### What you will do:
Reply with the count of lines holding "screenshot", nothing more.

(Records excerpted from a collection)
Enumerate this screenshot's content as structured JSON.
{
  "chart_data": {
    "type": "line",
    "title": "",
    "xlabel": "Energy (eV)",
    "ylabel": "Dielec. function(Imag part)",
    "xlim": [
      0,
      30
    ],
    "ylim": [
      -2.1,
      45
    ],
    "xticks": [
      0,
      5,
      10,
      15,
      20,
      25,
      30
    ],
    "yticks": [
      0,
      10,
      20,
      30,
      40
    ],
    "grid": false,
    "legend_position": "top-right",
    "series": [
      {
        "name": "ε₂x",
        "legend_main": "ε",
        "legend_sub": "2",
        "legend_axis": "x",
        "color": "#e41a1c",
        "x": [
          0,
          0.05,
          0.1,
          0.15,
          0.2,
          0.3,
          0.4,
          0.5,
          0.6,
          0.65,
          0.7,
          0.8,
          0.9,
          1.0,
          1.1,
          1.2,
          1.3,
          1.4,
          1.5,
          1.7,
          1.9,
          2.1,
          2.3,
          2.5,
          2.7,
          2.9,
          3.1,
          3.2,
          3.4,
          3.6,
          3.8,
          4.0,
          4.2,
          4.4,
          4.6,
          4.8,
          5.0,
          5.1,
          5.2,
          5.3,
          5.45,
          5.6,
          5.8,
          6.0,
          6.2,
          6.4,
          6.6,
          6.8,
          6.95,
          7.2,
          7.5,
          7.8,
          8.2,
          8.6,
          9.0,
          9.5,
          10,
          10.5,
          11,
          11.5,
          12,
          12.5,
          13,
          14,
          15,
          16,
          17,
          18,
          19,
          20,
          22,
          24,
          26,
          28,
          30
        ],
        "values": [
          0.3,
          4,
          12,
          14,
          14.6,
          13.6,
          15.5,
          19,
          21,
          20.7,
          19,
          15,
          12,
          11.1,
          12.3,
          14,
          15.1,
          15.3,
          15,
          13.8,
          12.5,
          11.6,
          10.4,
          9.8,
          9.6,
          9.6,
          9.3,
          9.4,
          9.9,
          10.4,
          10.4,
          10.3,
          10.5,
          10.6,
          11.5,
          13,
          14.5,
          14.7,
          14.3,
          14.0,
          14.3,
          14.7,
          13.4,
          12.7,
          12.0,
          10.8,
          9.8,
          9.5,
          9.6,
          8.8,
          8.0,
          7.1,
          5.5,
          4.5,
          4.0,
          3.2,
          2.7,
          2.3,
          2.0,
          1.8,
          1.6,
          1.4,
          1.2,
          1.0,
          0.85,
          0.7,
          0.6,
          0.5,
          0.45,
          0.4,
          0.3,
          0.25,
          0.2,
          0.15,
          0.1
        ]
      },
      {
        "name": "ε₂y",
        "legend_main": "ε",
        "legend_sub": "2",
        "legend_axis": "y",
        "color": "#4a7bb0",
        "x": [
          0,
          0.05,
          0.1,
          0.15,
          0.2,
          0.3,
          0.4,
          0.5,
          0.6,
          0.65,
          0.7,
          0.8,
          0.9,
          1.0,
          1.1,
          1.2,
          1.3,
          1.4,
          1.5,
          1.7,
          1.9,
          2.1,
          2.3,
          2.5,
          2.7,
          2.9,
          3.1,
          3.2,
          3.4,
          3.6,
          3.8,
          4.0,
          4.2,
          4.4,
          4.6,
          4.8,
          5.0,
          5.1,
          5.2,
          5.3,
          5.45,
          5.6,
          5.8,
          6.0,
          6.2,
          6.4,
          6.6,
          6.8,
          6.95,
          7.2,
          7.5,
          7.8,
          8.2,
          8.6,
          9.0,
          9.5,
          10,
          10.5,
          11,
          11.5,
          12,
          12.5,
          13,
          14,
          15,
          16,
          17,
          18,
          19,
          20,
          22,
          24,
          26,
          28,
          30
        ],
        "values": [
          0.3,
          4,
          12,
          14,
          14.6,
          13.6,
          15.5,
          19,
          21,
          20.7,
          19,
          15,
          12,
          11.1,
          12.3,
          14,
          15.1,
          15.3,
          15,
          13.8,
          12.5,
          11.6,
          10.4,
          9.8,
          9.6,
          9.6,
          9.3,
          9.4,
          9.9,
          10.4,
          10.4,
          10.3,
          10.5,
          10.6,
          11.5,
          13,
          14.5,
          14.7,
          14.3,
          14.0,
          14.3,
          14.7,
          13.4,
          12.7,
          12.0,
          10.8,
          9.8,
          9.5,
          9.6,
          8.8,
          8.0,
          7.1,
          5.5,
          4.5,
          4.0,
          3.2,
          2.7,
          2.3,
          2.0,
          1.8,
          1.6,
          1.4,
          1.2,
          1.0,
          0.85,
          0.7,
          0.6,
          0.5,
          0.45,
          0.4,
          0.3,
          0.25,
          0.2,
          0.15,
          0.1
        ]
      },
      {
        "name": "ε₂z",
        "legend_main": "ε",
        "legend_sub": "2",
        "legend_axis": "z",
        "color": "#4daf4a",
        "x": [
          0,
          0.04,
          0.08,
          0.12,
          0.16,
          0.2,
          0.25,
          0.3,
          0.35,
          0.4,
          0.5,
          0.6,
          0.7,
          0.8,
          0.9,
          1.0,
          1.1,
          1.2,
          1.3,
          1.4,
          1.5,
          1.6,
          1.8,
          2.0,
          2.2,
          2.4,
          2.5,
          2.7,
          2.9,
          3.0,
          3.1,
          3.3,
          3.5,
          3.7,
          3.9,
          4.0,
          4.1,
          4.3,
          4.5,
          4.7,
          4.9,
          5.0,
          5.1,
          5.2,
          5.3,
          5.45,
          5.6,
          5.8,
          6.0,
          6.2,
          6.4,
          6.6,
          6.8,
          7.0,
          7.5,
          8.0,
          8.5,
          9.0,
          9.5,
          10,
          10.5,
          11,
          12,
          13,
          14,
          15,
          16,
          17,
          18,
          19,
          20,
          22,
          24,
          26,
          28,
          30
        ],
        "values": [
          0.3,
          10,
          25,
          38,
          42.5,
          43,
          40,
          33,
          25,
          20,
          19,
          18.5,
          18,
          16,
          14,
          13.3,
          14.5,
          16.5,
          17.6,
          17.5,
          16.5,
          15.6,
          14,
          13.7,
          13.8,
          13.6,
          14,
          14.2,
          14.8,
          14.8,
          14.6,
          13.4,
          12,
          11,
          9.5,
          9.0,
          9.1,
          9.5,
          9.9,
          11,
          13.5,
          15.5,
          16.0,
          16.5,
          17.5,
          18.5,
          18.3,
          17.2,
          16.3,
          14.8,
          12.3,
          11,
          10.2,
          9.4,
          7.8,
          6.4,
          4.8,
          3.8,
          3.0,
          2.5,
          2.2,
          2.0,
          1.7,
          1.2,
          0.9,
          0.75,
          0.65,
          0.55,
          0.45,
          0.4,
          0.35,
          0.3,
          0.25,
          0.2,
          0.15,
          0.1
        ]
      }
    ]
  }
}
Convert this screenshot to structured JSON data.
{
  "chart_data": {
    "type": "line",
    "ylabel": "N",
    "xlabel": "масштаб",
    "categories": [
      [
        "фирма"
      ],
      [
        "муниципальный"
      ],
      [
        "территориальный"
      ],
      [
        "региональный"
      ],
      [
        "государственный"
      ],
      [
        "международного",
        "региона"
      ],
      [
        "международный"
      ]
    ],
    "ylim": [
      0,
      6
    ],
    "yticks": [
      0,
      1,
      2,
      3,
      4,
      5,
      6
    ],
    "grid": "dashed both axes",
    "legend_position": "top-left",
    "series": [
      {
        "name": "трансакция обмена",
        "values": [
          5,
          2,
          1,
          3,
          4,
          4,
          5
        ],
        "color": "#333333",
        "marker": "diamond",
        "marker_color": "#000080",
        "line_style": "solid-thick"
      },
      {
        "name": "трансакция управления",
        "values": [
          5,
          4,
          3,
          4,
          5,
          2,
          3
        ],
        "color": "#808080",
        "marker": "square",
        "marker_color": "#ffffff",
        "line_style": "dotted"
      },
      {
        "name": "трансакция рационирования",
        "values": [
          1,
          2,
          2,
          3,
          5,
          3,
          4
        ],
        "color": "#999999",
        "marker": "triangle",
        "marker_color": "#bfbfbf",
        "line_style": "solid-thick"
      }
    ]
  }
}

### Result of this exercise:
2